◆ Exercise brief:
Wherever the word "colors" shows up in a line, please copy that line.

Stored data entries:
_ _ _
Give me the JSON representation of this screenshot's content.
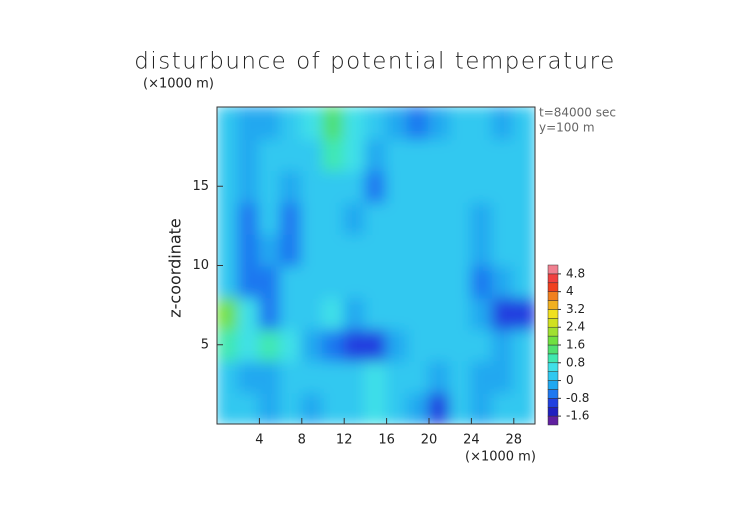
{
  "chart_data": {
    "type": "contour",
    "title": "disturbunce of potential temperature",
    "y_unit": "(×1000 m)",
    "x_unit": "(×1000 m)",
    "ylabel": "z-coordinate",
    "annotations": [
      "t=84000 sec",
      "y=100 m"
    ],
    "x": [
      1,
      3,
      5,
      7,
      9,
      11,
      13,
      15,
      17,
      19,
      21,
      23,
      25,
      27,
      29
    ],
    "y": [
      1,
      3,
      5,
      7,
      9,
      11,
      13,
      15,
      17,
      19
    ],
    "values": [
      [
        0,
        0,
        -0.2,
        0,
        -0.2,
        0,
        0.2,
        0.4,
        0.2,
        -0.2,
        -0.9,
        0,
        -0.2,
        0,
        0
      ],
      [
        0,
        -0.2,
        -0.4,
        0,
        0.2,
        0,
        0.2,
        0.4,
        0.2,
        0,
        -0.4,
        0,
        -0.2,
        -0.2,
        0
      ],
      [
        0.8,
        0.4,
        0.8,
        0.6,
        -0.3,
        -0.6,
        -1.2,
        -1.0,
        -0.3,
        0,
        0,
        0,
        0,
        -0.3,
        0
      ],
      [
        1.8,
        0.4,
        -0.8,
        0,
        0,
        0.6,
        -0.4,
        0,
        0,
        0,
        0,
        0,
        -0.4,
        -1.0,
        -1.2
      ],
      [
        0,
        -0.6,
        -0.6,
        0,
        0,
        0,
        0,
        0,
        0,
        0,
        0,
        0,
        -0.6,
        -0.4,
        0
      ],
      [
        0,
        -0.6,
        -0.2,
        -0.8,
        0,
        0,
        0,
        0,
        0,
        0,
        0,
        0,
        -0.3,
        0,
        0
      ],
      [
        0,
        -0.5,
        0,
        -0.6,
        0,
        0,
        -0.3,
        0,
        0.2,
        0.2,
        0,
        0,
        -0.4,
        0,
        0
      ],
      [
        0,
        -0.4,
        0,
        -0.3,
        0,
        0,
        0,
        -0.5,
        0.2,
        0,
        0,
        0,
        0,
        0,
        0
      ],
      [
        0,
        -0.3,
        0,
        0,
        0,
        0.8,
        0.4,
        -0.3,
        0,
        0,
        0,
        0,
        0,
        0,
        0
      ],
      [
        0,
        -0.2,
        -0.4,
        0,
        0.4,
        1.4,
        0.4,
        0,
        -0.4,
        -0.5,
        -0.3,
        0,
        0,
        -0.2,
        0
      ]
    ],
    "xlim": [
      0,
      30
    ],
    "xticks": [
      4,
      8,
      12,
      16,
      20,
      24,
      28
    ],
    "ylim": [
      0,
      20
    ],
    "yticks": [
      5,
      10,
      15
    ],
    "colorbar": {
      "levels": [
        -2.0,
        -1.6,
        -1.2,
        -0.8,
        -0.4,
        0,
        0.4,
        0.8,
        1.2,
        1.6,
        2.0,
        2.4,
        2.8,
        3.2,
        3.6,
        4.0,
        4.4,
        4.8,
        5.2
      ],
      "colors": [
        "#6020a0",
        "#2020c0",
        "#2040e0",
        "#1e78f0",
        "#20a8f0",
        "#30c8f0",
        "#40e0e8",
        "#40e8b0",
        "#50e070",
        "#70e040",
        "#a0e030",
        "#d0e020",
        "#f0e020",
        "#f0b020",
        "#f08020",
        "#f04020",
        "#f04040",
        "#f08090"
      ],
      "ticks": [
        4.8,
        4,
        3.2,
        2.4,
        1.6,
        0.8,
        0,
        -0.8,
        -1.6
      ]
    }
  }
}
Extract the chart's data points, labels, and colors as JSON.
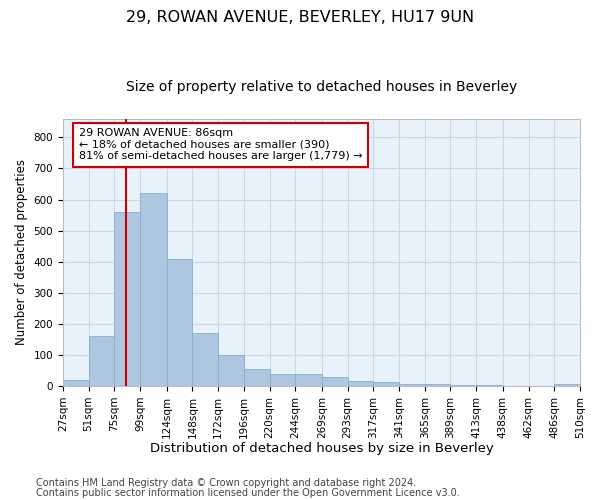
{
  "title1": "29, ROWAN AVENUE, BEVERLEY, HU17 9UN",
  "title2": "Size of property relative to detached houses in Beverley",
  "xlabel": "Distribution of detached houses by size in Beverley",
  "ylabel": "Number of detached properties",
  "footer1": "Contains HM Land Registry data © Crown copyright and database right 2024.",
  "footer2": "Contains public sector information licensed under the Open Government Licence v3.0.",
  "bar_edges": [
    27,
    51,
    75,
    99,
    124,
    148,
    172,
    196,
    220,
    244,
    269,
    293,
    317,
    341,
    365,
    389,
    413,
    438,
    462,
    486,
    510
  ],
  "bar_heights": [
    20,
    160,
    560,
    620,
    410,
    170,
    100,
    55,
    40,
    40,
    30,
    15,
    12,
    8,
    5,
    2,
    2,
    1,
    0,
    5
  ],
  "bar_color": "#aec6df",
  "bar_edgecolor": "#85afd4",
  "grid_color": "#c5d8ec",
  "background_color": "#e8f2fb",
  "vline_x": 86,
  "vline_color": "#cc0000",
  "annotation_text": "29 ROWAN AVENUE: 86sqm\n← 18% of detached houses are smaller (390)\n81% of semi-detached houses are larger (1,779) →",
  "annotation_box_edgecolor": "#cc0000",
  "ylim": [
    0,
    860
  ],
  "yticks": [
    0,
    100,
    200,
    300,
    400,
    500,
    600,
    700,
    800
  ],
  "title1_fontsize": 11.5,
  "title2_fontsize": 10,
  "xlabel_fontsize": 9.5,
  "ylabel_fontsize": 8.5,
  "tick_fontsize": 7.5,
  "annotation_fontsize": 8,
  "footer_fontsize": 7
}
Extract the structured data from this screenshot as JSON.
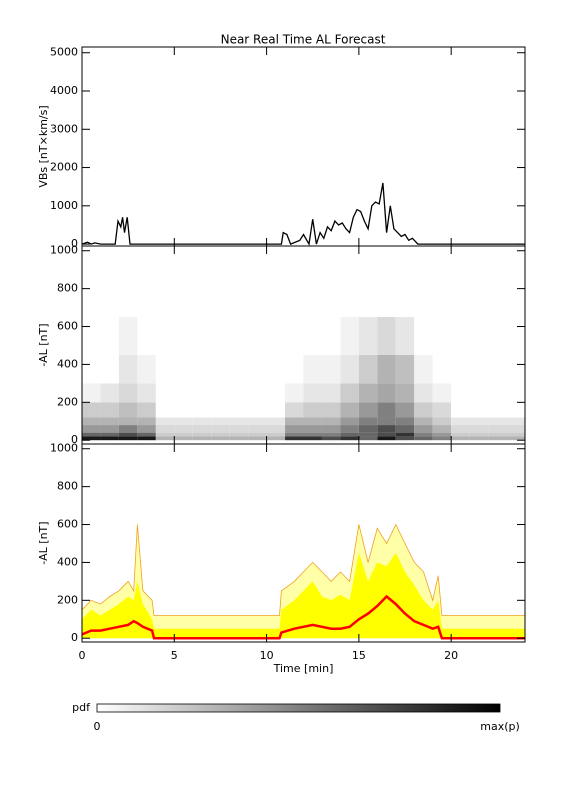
{
  "chart_data": [
    {
      "type": "line",
      "title": "Near Real Time AL Forecast",
      "y_label": "VBs [nT×km/s]",
      "xlim": [
        0,
        24
      ],
      "xticks": [
        0,
        5,
        10,
        15,
        20
      ],
      "ylim": [
        -50,
        5150
      ],
      "yticks": [
        0,
        1000,
        2000,
        3000,
        4000,
        5000
      ],
      "series": [
        {
          "color": "#000000",
          "x": [
            0,
            0.3,
            0.5,
            0.7,
            1.0,
            1.8,
            1.95,
            2.1,
            2.2,
            2.3,
            2.45,
            2.6,
            2.7,
            10.8,
            10.9,
            11.1,
            11.3,
            11.8,
            12.0,
            12.3,
            12.5,
            12.7,
            12.9,
            13.1,
            13.3,
            13.5,
            13.7,
            13.9,
            14.1,
            14.3,
            14.5,
            14.7,
            14.9,
            15.1,
            15.3,
            15.5,
            15.7,
            15.9,
            16.1,
            16.3,
            16.5,
            16.7,
            16.9,
            17.1,
            17.3,
            17.5,
            17.7,
            17.9,
            18.2,
            24
          ],
          "values": [
            0,
            50,
            0,
            30,
            0,
            0,
            600,
            450,
            700,
            300,
            700,
            0,
            0,
            0,
            300,
            250,
            0,
            100,
            250,
            0,
            650,
            0,
            300,
            150,
            450,
            350,
            600,
            500,
            550,
            400,
            300,
            700,
            900,
            850,
            600,
            400,
            1000,
            1100,
            1050,
            1600,
            300,
            1000,
            400,
            300,
            200,
            250,
            100,
            150,
            0,
            0
          ]
        }
      ]
    },
    {
      "type": "heatmap",
      "y_label": "-AL [nT]",
      "xlim": [
        0,
        24
      ],
      "xticks": [
        0,
        5,
        10,
        15,
        20
      ],
      "ylim": [
        -20,
        1025
      ],
      "yticks": [
        0,
        200,
        400,
        600,
        800,
        1000
      ],
      "xbins": [
        0,
        1,
        2,
        3,
        4,
        5,
        6,
        7,
        8,
        9,
        10,
        11,
        12,
        13,
        14,
        15,
        16,
        17,
        18,
        19,
        20,
        21,
        22,
        23,
        24
      ],
      "ybins": [
        0,
        20,
        40,
        80,
        120,
        200,
        300,
        450,
        650
      ],
      "z": [
        [
          0.9,
          0.9,
          0.9,
          0.9,
          0.3,
          0.3,
          0.3,
          0.3,
          0.3,
          0.3,
          0.3,
          0.8,
          0.8,
          0.7,
          0.8,
          0.6,
          0.9,
          0.7,
          0.6,
          0.5,
          0.3,
          0.3,
          0.3,
          0.3
        ],
        [
          0.6,
          0.6,
          0.7,
          0.6,
          0.2,
          0.2,
          0.2,
          0.2,
          0.2,
          0.2,
          0.2,
          0.5,
          0.5,
          0.5,
          0.6,
          0.6,
          0.7,
          0.8,
          0.5,
          0.4,
          0.2,
          0.2,
          0.2,
          0.2
        ],
        [
          0.4,
          0.4,
          0.5,
          0.4,
          0.15,
          0.15,
          0.15,
          0.15,
          0.15,
          0.15,
          0.15,
          0.4,
          0.4,
          0.4,
          0.5,
          0.6,
          0.7,
          0.6,
          0.4,
          0.3,
          0.15,
          0.15,
          0.15,
          0.15
        ],
        [
          0.3,
          0.3,
          0.3,
          0.3,
          0.1,
          0.1,
          0.1,
          0.1,
          0.1,
          0.1,
          0.1,
          0.3,
          0.3,
          0.3,
          0.4,
          0.5,
          0.5,
          0.5,
          0.3,
          0.2,
          0.1,
          0.1,
          0.1,
          0.1
        ],
        [
          0.2,
          0.2,
          0.25,
          0.2,
          0,
          0,
          0,
          0,
          0,
          0,
          0,
          0.15,
          0.2,
          0.2,
          0.3,
          0.4,
          0.5,
          0.4,
          0.2,
          0.15,
          0,
          0,
          0,
          0
        ],
        [
          0.05,
          0.1,
          0.15,
          0.1,
          0,
          0,
          0,
          0,
          0,
          0,
          0,
          0.05,
          0.1,
          0.1,
          0.2,
          0.3,
          0.35,
          0.3,
          0.1,
          0.05,
          0,
          0,
          0,
          0
        ],
        [
          0,
          0,
          0.1,
          0.05,
          0,
          0,
          0,
          0,
          0,
          0,
          0,
          0,
          0.05,
          0.05,
          0.1,
          0.2,
          0.3,
          0.25,
          0.05,
          0,
          0,
          0,
          0,
          0
        ],
        [
          0,
          0,
          0.05,
          0,
          0,
          0,
          0,
          0,
          0,
          0,
          0,
          0,
          0,
          0,
          0.05,
          0.1,
          0.15,
          0.1,
          0,
          0,
          0,
          0,
          0,
          0
        ]
      ]
    },
    {
      "type": "band",
      "y_label": "-AL [nT]",
      "x_label": "Time [min]",
      "xlim": [
        0,
        24
      ],
      "xticks": [
        0,
        5,
        10,
        15,
        20
      ],
      "ylim": [
        -20,
        1025
      ],
      "yticks": [
        0,
        200,
        400,
        600,
        800,
        1000
      ],
      "x": [
        0,
        0.5,
        1,
        1.5,
        2,
        2.5,
        2.8,
        3,
        3.3,
        3.8,
        3.9,
        10.7,
        10.8,
        11.5,
        12,
        12.5,
        13,
        13.5,
        14,
        14.5,
        15,
        15.5,
        16,
        16.5,
        17,
        17.5,
        18,
        18.5,
        19,
        19.3,
        19.5,
        24
      ],
      "outer": {
        "color": "#ffffa8",
        "line": "#f0a020",
        "values": [
          150,
          200,
          180,
          220,
          250,
          300,
          250,
          600,
          250,
          200,
          120,
          120,
          250,
          300,
          350,
          400,
          350,
          300,
          350,
          300,
          600,
          400,
          580,
          500,
          600,
          500,
          400,
          350,
          200,
          330,
          120,
          120
        ]
      },
      "inner": {
        "color": "#ffff00",
        "values": [
          100,
          150,
          120,
          150,
          180,
          220,
          200,
          300,
          180,
          100,
          50,
          50,
          150,
          200,
          250,
          300,
          220,
          200,
          230,
          200,
          450,
          300,
          400,
          380,
          450,
          350,
          280,
          200,
          150,
          200,
          50,
          50
        ]
      },
      "median": {
        "color": "#ff0000",
        "values": [
          20,
          40,
          40,
          50,
          60,
          70,
          90,
          80,
          60,
          40,
          0,
          0,
          30,
          50,
          60,
          70,
          60,
          50,
          50,
          60,
          100,
          130,
          170,
          220,
          180,
          130,
          90,
          70,
          50,
          60,
          0,
          0
        ]
      }
    }
  ],
  "colorbar": {
    "label": "pdf",
    "min_label": "0",
    "max_label": "max(p)"
  }
}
_ _ _
◆ Solution for this exercise:
      "colors": [
Extract the chart's data points, labels, and colors as JSON.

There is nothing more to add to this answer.